▶ _WHAT IS REQUIRED_
Within the material below, find each line bearing the word "JSON" and present it.

[Dataset items]

-------------------------

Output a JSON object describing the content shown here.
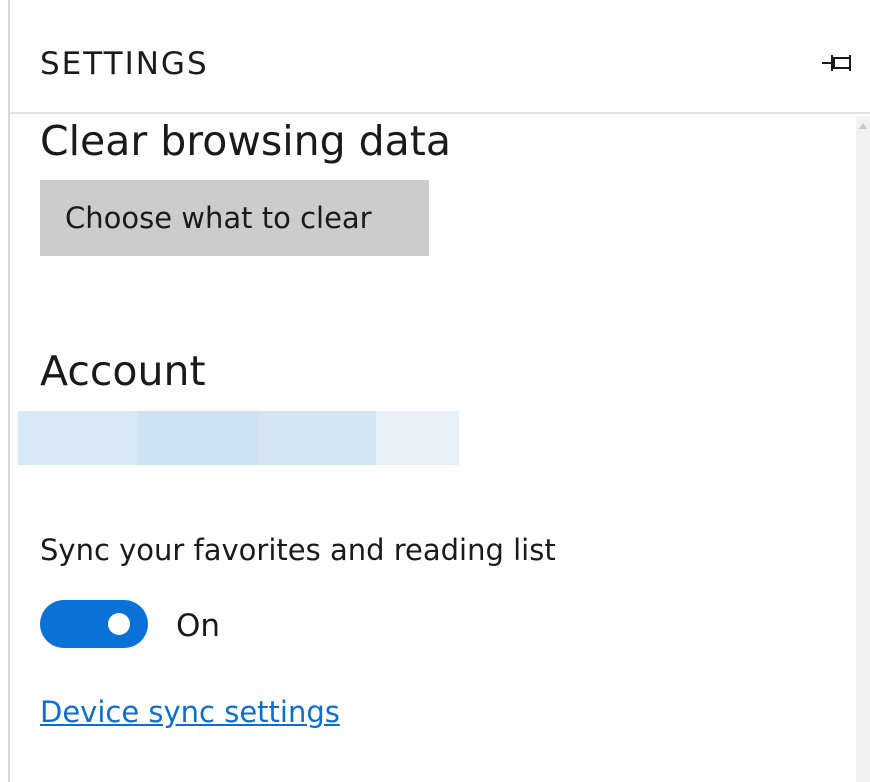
{
  "header": {
    "title": "SETTINGS",
    "pin_icon": "pin-icon"
  },
  "clear_browsing": {
    "heading": "Clear browsing data",
    "button_label": "Choose what to clear"
  },
  "account": {
    "heading": "Account",
    "bar_colors": [
      "#d8e8f6",
      "#cde2f4",
      "#d3e5f5",
      "#e6f1fa"
    ]
  },
  "sync": {
    "label": "Sync your favorites and reading list",
    "toggle_on": true,
    "toggle_state_label": "On",
    "device_link": "Device sync settings"
  },
  "colors": {
    "accent": "#0a72d6",
    "link": "#0a6fd1",
    "button_bg": "#cccccc"
  }
}
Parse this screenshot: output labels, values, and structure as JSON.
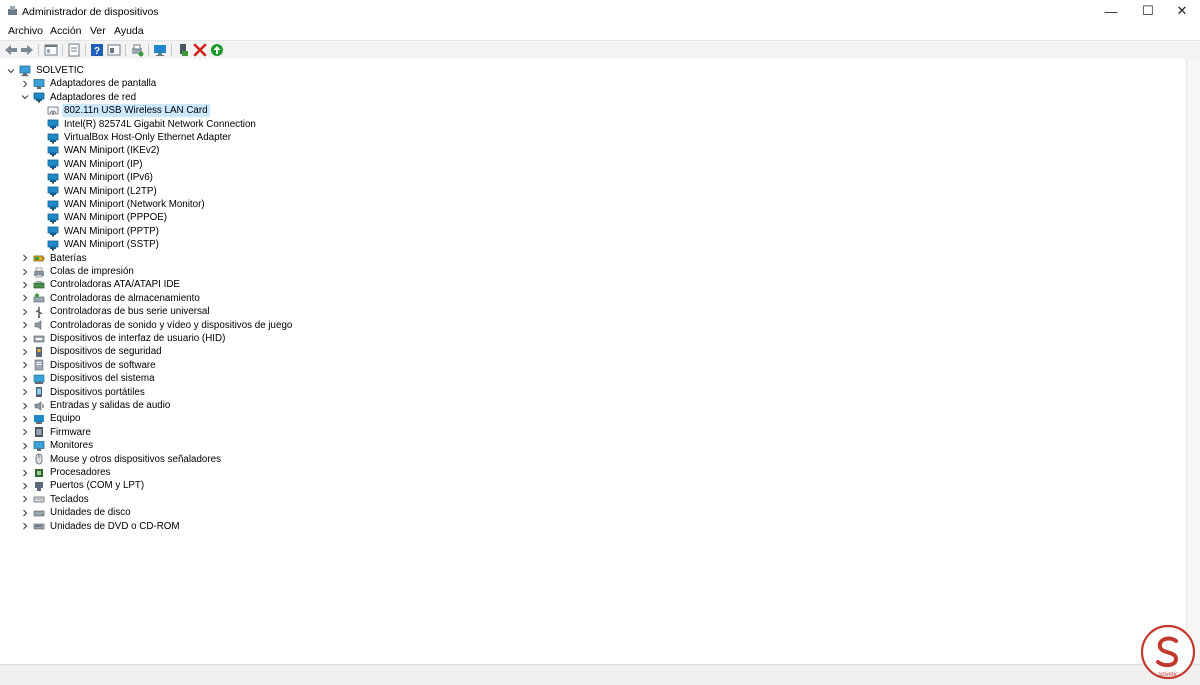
{
  "window": {
    "title": "Administrador de dispositivos"
  },
  "menu": [
    "Archivo",
    "Acción",
    "Ver",
    "Ayuda"
  ],
  "root": {
    "label": "SOLVETIC",
    "icon": "computer-icon"
  },
  "expanded_category": {
    "label": "Adaptadores de red",
    "children": [
      "802.11n USB Wireless LAN Card",
      "Intel(R) 82574L Gigabit Network Connection",
      "VirtualBox Host-Only Ethernet Adapter",
      "WAN Miniport (IKEv2)",
      "WAN Miniport (IP)",
      "WAN Miniport (IPv6)",
      "WAN Miniport (L2TP)",
      "WAN Miniport (Network Monitor)",
      "WAN Miniport (PPPOE)",
      "WAN Miniport (PPTP)",
      "WAN Miniport (SSTP)"
    ],
    "selected_child": "802.11n USB Wireless LAN Card"
  },
  "categories_before": [
    "Adaptadores de pantalla"
  ],
  "categories_after": [
    "Baterías",
    "Colas de impresión",
    "Controladoras ATA/ATAPI IDE",
    "Controladoras de almacenamiento",
    "Controladoras de bus serie universal",
    "Controladoras de sonido y vídeo y dispositivos de juego",
    "Dispositivos de interfaz de usuario (HID)",
    "Dispositivos de seguridad",
    "Dispositivos de software",
    "Dispositivos del sistema",
    "Dispositivos portátiles",
    "Entradas y salidas de audio",
    "Equipo",
    "Firmware",
    "Monitores",
    "Mouse y otros dispositivos señaladores",
    "Procesadores",
    "Puertos (COM y LPT)",
    "Teclados",
    "Unidades de disco",
    "Unidades de DVD o CD-ROM"
  ],
  "colors": {
    "selection": "#cce8ff",
    "network_icon": "#1e88c8",
    "toolbar_bg": "#f3f3f3"
  }
}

-------------------------

▶ _SOLUTION_
Output a JSON object describing the content shown here.
Parse this screenshot: output labels, values, and structure as JSON.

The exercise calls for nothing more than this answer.